OBJECTIVE >>
Write out the material exactly, without any of its pictures.

-- Start of DATASET RECORDS --

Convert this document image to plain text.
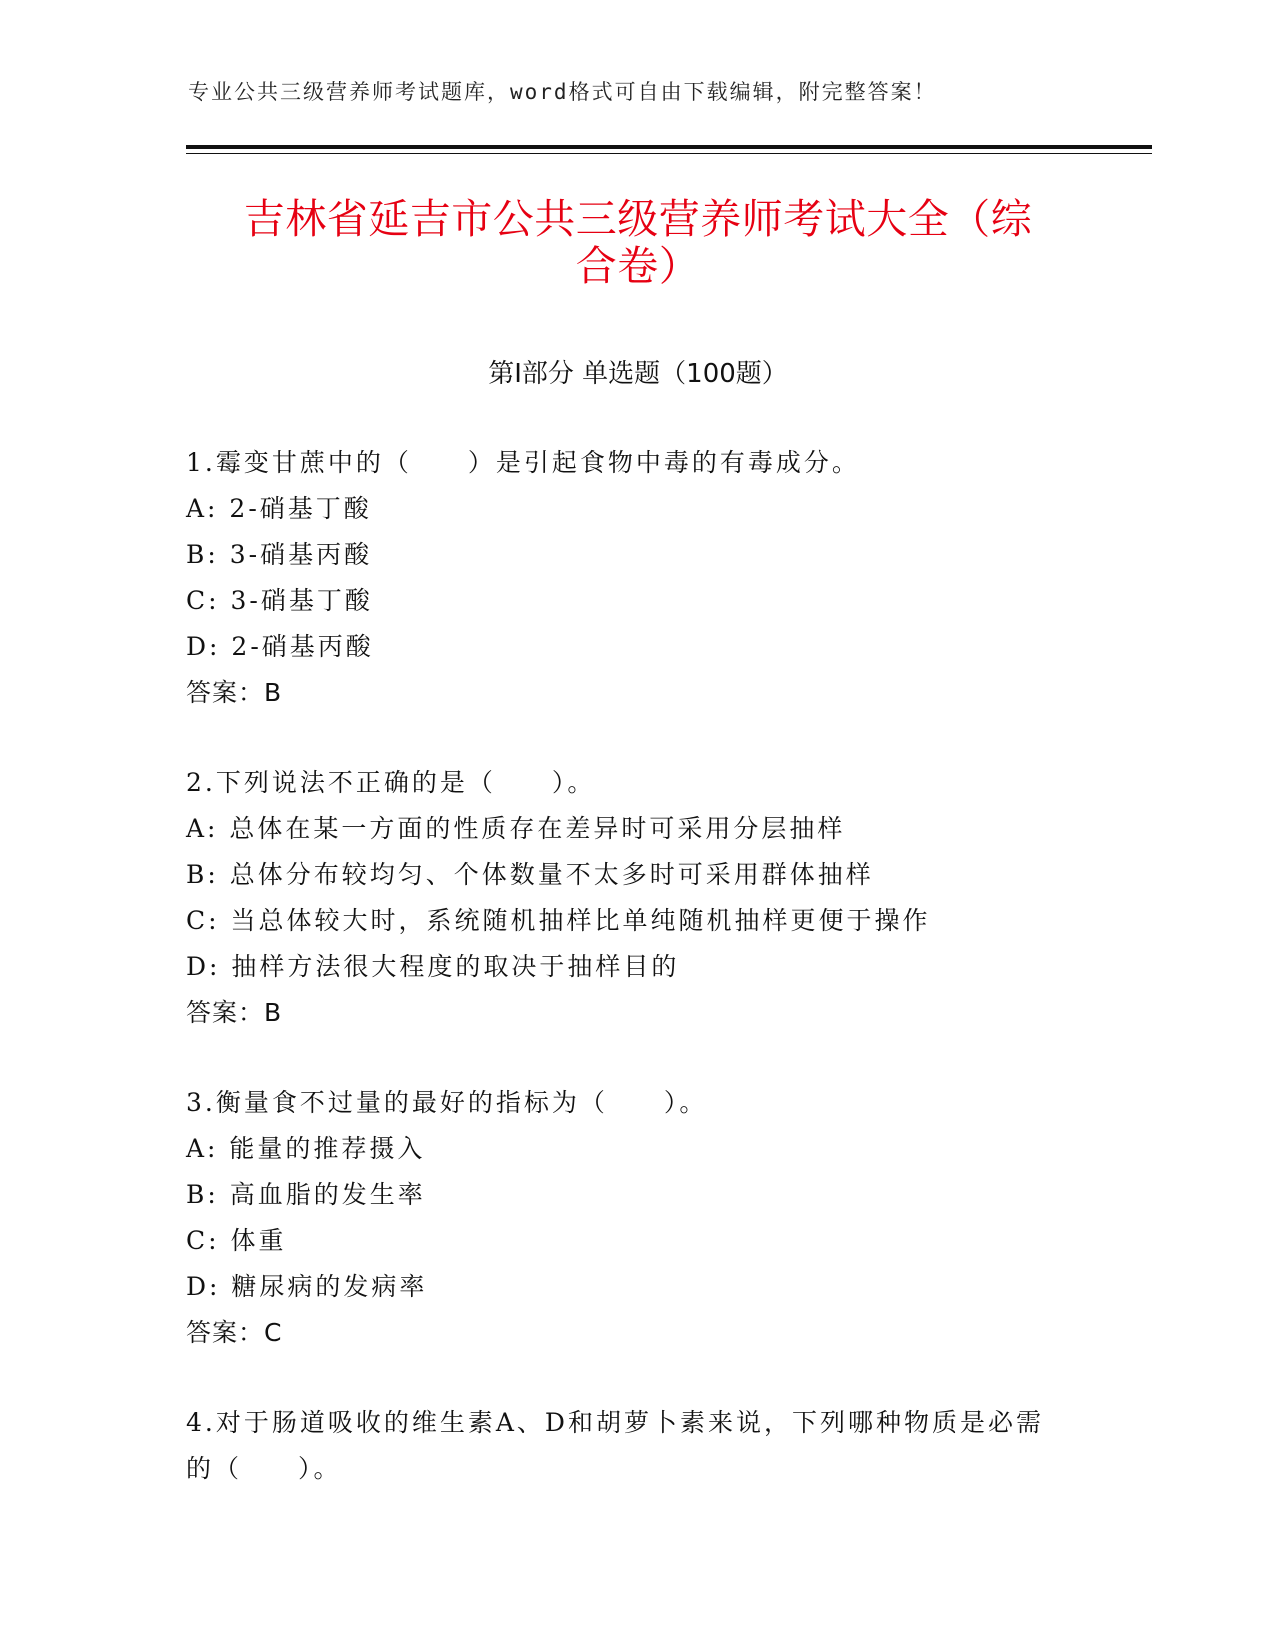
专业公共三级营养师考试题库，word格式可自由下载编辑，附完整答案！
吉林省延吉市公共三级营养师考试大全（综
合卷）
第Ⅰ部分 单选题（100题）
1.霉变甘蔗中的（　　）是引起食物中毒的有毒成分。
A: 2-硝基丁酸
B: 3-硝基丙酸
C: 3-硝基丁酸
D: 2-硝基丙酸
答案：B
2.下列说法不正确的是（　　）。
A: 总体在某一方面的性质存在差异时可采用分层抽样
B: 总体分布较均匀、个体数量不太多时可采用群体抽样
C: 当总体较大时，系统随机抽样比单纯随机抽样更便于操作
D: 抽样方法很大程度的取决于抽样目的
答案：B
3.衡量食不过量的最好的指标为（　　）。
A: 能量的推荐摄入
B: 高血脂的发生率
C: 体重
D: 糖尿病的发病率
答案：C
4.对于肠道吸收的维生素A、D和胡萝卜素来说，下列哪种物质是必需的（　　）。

-- End of DATASET RECORDS --

EXPECTED ANSWER >>
Convert this document image to plain text.
专业公共三级营养师考试题库，word格式可自由下载编辑，附完整答案！
吉林省延吉市公共三级营养师考试大全（综
合卷）
第Ⅰ部分 单选题（100题）
1.霉变甘蔗中的（　　）是引起食物中毒的有毒成分。
A: 2-硝基丁酸
B: 3-硝基丙酸
C: 3-硝基丁酸
D: 2-硝基丙酸
答案：B
2.下列说法不正确的是（　　）。
A: 总体在某一方面的性质存在差异时可采用分层抽样
B: 总体分布较均匀、个体数量不太多时可采用群体抽样
C: 当总体较大时，系统随机抽样比单纯随机抽样更便于操作
D: 抽样方法很大程度的取决于抽样目的
答案：B
3.衡量食不过量的最好的指标为（　　）。
A: 能量的推荐摄入
B: 高血脂的发生率
C: 体重
D: 糖尿病的发病率
答案：C
4.对于肠道吸收的维生素A、D和胡萝卜素来说，下列哪种物质是必需的（　　）。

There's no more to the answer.